Goal
Format every line in the rows below as a JSON list of strings, one string per line, with blank lines omitted.

Stored data
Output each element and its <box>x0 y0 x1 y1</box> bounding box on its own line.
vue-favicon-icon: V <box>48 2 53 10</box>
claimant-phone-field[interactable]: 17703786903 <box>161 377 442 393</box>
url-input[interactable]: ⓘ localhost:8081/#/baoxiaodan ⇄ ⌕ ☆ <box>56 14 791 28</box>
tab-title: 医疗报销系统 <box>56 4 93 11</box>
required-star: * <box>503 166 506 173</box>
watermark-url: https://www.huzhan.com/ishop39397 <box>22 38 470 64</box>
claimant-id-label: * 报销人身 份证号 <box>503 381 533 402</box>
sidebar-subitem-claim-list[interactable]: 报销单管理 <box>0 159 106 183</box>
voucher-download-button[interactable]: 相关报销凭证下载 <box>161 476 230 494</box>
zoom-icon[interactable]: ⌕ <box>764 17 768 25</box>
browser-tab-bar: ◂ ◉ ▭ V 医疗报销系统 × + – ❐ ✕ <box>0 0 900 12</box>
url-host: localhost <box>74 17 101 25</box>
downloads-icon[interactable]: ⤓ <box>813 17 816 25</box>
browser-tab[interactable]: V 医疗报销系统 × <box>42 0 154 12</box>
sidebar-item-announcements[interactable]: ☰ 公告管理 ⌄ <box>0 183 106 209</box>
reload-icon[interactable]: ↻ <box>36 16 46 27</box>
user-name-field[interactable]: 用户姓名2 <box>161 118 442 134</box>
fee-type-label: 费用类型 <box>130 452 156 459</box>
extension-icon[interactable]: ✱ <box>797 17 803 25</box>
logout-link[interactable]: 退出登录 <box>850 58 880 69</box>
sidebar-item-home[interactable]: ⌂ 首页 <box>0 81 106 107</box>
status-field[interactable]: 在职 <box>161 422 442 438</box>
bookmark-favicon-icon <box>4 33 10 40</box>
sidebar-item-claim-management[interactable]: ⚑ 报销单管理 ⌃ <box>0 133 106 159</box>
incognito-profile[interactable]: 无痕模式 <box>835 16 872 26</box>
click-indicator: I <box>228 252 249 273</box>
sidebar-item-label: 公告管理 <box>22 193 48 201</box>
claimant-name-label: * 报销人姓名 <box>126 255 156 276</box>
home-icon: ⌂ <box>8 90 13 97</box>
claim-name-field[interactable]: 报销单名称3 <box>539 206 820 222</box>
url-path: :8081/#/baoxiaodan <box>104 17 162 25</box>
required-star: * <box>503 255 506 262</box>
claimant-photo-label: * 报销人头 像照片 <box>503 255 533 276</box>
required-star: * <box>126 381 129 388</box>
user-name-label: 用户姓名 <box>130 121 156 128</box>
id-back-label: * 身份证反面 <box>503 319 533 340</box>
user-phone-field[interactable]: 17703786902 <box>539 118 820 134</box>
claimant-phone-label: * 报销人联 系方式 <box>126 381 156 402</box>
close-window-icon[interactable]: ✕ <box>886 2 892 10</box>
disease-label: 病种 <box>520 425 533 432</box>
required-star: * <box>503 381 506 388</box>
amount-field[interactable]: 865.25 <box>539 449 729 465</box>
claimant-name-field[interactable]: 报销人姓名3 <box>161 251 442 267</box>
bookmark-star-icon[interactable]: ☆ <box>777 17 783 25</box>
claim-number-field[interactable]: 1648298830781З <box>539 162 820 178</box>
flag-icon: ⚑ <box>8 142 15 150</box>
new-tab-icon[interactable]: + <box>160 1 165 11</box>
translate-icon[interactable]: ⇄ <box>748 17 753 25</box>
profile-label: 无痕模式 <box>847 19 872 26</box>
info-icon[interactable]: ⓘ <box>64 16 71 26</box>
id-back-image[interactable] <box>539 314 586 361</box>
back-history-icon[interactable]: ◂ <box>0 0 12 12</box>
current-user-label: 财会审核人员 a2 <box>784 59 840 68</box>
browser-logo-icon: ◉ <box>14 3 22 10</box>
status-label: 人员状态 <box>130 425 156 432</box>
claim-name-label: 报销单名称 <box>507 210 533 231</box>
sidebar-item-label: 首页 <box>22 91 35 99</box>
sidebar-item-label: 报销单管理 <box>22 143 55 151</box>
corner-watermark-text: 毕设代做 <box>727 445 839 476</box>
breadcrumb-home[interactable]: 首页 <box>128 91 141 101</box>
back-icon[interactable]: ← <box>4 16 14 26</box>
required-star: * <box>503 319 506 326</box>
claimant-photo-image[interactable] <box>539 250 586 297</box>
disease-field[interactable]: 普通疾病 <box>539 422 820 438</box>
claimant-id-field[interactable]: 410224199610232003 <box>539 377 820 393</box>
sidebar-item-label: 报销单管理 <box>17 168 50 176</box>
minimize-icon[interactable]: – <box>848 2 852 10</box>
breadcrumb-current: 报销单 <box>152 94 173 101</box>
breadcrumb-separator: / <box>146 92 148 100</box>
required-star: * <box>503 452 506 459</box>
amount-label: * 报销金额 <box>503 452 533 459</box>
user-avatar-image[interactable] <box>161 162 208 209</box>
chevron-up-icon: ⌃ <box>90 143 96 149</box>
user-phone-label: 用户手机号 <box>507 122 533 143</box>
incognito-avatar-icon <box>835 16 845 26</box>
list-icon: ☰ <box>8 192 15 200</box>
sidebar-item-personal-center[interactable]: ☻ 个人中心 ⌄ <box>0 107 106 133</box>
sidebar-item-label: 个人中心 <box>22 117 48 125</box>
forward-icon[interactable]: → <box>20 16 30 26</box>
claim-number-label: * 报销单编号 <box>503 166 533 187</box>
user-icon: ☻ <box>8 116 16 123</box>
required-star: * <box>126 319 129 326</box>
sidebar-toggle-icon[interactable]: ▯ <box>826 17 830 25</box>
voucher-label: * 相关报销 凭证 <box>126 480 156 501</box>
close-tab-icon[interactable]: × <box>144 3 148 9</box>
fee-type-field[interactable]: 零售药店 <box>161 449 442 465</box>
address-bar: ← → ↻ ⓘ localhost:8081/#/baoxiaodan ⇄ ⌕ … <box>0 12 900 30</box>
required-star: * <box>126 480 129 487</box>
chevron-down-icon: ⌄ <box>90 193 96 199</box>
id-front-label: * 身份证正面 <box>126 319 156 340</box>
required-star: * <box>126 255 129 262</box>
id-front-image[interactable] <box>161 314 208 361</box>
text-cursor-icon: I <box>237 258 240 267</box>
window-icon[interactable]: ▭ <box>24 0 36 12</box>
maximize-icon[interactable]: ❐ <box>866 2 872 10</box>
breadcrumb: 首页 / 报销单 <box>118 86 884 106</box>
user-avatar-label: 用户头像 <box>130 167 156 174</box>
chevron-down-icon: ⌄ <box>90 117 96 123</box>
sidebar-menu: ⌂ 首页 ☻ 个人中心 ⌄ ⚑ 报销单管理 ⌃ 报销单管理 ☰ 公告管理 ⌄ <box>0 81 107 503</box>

Result of the exercise
[
  "Output each element and its <box>x0 y0 x1 y1</box> bounding box on its own line.",
  "vue-favicon-icon: V <box>48 2 53 10</box>",
  "claimant-phone-field[interactable]: 17703786903 <box>161 377 442 393</box>",
  "url-input[interactable]: ⓘ localhost:8081/#/baoxiaodan ⇄ ⌕ ☆ <box>56 14 791 28</box>",
  "tab-title: 医疗报销系统 <box>56 4 93 11</box>",
  "required-star: * <box>503 166 506 173</box>",
  "watermark-url: https://www.huzhan.com/ishop39397 <box>22 38 470 64</box>",
  "claimant-id-label: * 报销人身 份证号 <box>503 381 533 402</box>",
  "sidebar-subitem-claim-list[interactable]: 报销单管理 <box>0 159 106 183</box>",
  "voucher-download-button[interactable]: 相关报销凭证下载 <box>161 476 230 494</box>",
  "zoom-icon[interactable]: ⌕ <box>764 17 768 25</box>",
  "browser-tab-bar: ◂ ◉ ▭ V 医疗报销系统 × + – ❐ ✕ <box>0 0 900 12</box>",
  "url-host: localhost <box>74 17 101 25</box>",
  "downloads-icon[interactable]: ⤓ <box>813 17 816 25</box>",
  "browser-tab[interactable]: V 医疗报销系统 × <box>42 0 154 12</box>",
  "sidebar-item-announcements[interactable]: ☰ 公告管理 ⌄ <box>0 183 106 209</box>",
  "reload-icon[interactable]: ↻ <box>36 16 46 27</box>",
  "user-name-field[interactable]: 用户姓名2 <box>161 118 442 134</box>",
  "fee-type-label: 费用类型 <box>130 452 156 459</box>",
  "extension-icon[interactable]: ✱ <box>797 17 803 25</box>",
  "logout-link[interactable]: 退出登录 <box>850 58 880 69</box>",
  "sidebar-item-home[interactable]: ⌂ 首页 <box>0 81 106 107</box>",
  "status-field[interactable]: 在职 <box>161 422 442 438</box>",
  "bookmark-favicon-icon <box>4 33 10 40</box>",
  "sidebar-item-claim-management[interactable]: ⚑ 报销单管理 ⌃ <box>0 133 106 159</box>",
  "incognito-profile[interactable]: 无痕模式 <box>835 16 872 26</box>",
  "click-indicator: I <box>228 252 249 273</box>",
  "sidebar-item-label: 公告管理 <box>22 193 48 201</box>",
  "claimant-name-label: * 报销人姓名 <box>126 255 156 276</box>",
  "home-icon: ⌂ <box>8 90 13 97</box>",
  "claim-name-field[interactable]: 报销单名称3 <box>539 206 820 222</box>",
  "url-path: :8081/#/baoxiaodan <box>104 17 162 25</box>",
  "required-star: * <box>503 255 506 262</box>",
  "claimant-photo-label: * 报销人头 像照片 <box>503 255 533 276</box>",
  "required-star: * <box>126 381 129 388</box>",
  "user-name-label: 用户姓名 <box>130 121 156 128</box>",
  "id-back-label: * 身份证反面 <box>503 319 533 340</box>",
  "user-phone-field[interactable]: 17703786902 <box>539 118 820 134</box>",
  "claimant-phone-label: * 报销人联 系方式 <box>126 381 156 402</box>",
  "close-window-icon[interactable]: ✕ <box>886 2 892 10</box>",
  "disease-label: 病种 <box>520 425 533 432</box>",
  "required-star: * <box>503 381 506 388</box>",
  "amount-field[interactable]: 865.25 <box>539 449 729 465</box>",
  "claimant-name-field[interactable]: 报销人姓名3 <box>161 251 442 267</box>",
  "bookmark-star-icon[interactable]: ☆ <box>777 17 783 25</box>",
  "claim-number-field[interactable]: 1648298830781З <box>539 162 820 178</box>",
  "flag-icon: ⚑ <box>8 142 15 150</box>",
  "new-tab-icon[interactable]: + <box>160 1 165 11</box>",
  "translate-icon[interactable]: ⇄ <box>748 17 753 25</box>",
  "profile-label: 无痕模式 <box>847 19 872 26</box>",
  "info-icon[interactable]: ⓘ <box>64 16 71 26</box>",
  "id-back-image[interactable] <box>539 314 586 361</box>",
  "back-history-icon[interactable]: ◂ <box>0 0 12 12</box>",
  "current-user-label: 财会审核人员 a2 <box>784 59 840 68</box>",
  "browser-logo-icon: ◉ <box>14 3 22 10</box>",
  "status-label: 人员状态 <box>130 425 156 432</box>",
  "claim-name-label: 报销单名称 <box>507 210 533 231</box>",
  "sidebar-item-label: 首页 <box>22 91 35 99</box>",
  "sidebar-item-label: 报销单管理 <box>22 143 55 151</box>",
  "corner-watermark-text: 毕设代做 <box>727 445 839 476</box>",
  "breadcrumb-home[interactable]: 首页 <box>128 91 141 101</box>",
  "back-icon[interactable]: ← <box>4 16 14 26</box>",
  "required-star: * <box>503 319 506 326</box>",
  "claimant-photo-image[interactable] <box>539 250 586 297</box>",
  "disease-field[interactable]: 普通疾病 <box>539 422 820 438</box>",
  "claimant-id-field[interactable]: 410224199610232003 <box>539 377 820 393</box>",
  "sidebar-item-label: 报销单管理 <box>17 168 50 176</box>",
  "minimize-icon[interactable]: – <box>848 2 852 10</box>",
  "breadcrumb-current: 报销单 <box>152 94 173 101</box>",
  "breadcrumb-separator: / <box>146 92 148 100</box>",
  "required-star: * <box>503 452 506 459</box>",
  "amount-label: * 报销金额 <box>503 452 533 459</box>",
  "user-avatar-image[interactable] <box>161 162 208 209</box>",
  "chevron-up-icon: ⌃ <box>90 143 96 149</box>",
  "user-phone-label: 用户手机号 <box>507 122 533 143</box>",
  "incognito-avatar-icon <box>835 16 845 26</box>",
  "list-icon: ☰ <box>8 192 15 200</box>",
  "sidebar-item-personal-center[interactable]: ☻ 个人中心 ⌄ <box>0 107 106 133</box>",
  "sidebar-item-label: 个人中心 <box>22 117 48 125</box>",
  "forward-icon[interactable]: → <box>20 16 30 26</box>",
  "claim-number-label: * 报销单编号 <box>503 166 533 187</box>",
  "user-icon: ☻ <box>8 116 16 123</box>",
  "required-star: * <box>126 319 129 326</box>",
  "sidebar-toggle-icon[interactable]: ▯ <box>826 17 830 25</box>",
  "voucher-label: * 相关报销 凭证 <box>126 480 156 501</box>",
  "close-tab-icon[interactable]: × <box>144 3 148 9</box>",
  "fee-type-field[interactable]: 零售药店 <box>161 449 442 465</box>",
  "address-bar: ← → ↻ ⓘ localhost:8081/#/baoxiaodan ⇄ ⌕ … <box>0 12 900 30</box>",
  "required-star: * <box>126 480 129 487</box>",
  "chevron-down-icon: ⌄ <box>90 193 96 199</box>",
  "id-front-label: * 身份证正面 <box>126 319 156 340</box>",
  "required-star: * <box>126 255 129 262</box>",
  "id-front-image[interactable] <box>161 314 208 361</box>",
  "text-cursor-icon: I <box>237 258 240 267</box>",
  "window-icon[interactable]: ▭ <box>24 0 36 12</box>",
  "maximize-icon[interactable]: ❐ <box>866 2 872 10</box>",
  "breadcrumb: 首页 / 报销单 <box>118 86 884 106</box>",
  "user-avatar-label: 用户头像 <box>130 167 156 174</box>",
  "chevron-down-icon: ⌄ <box>90 117 96 123</box>",
  "sidebar-menu: ⌂ 首页 ☻ 个人中心 ⌄ ⚑ 报销单管理 ⌃ 报销单管理 ☰ 公告管理 ⌄ <box>0 81 107 503</box>"
]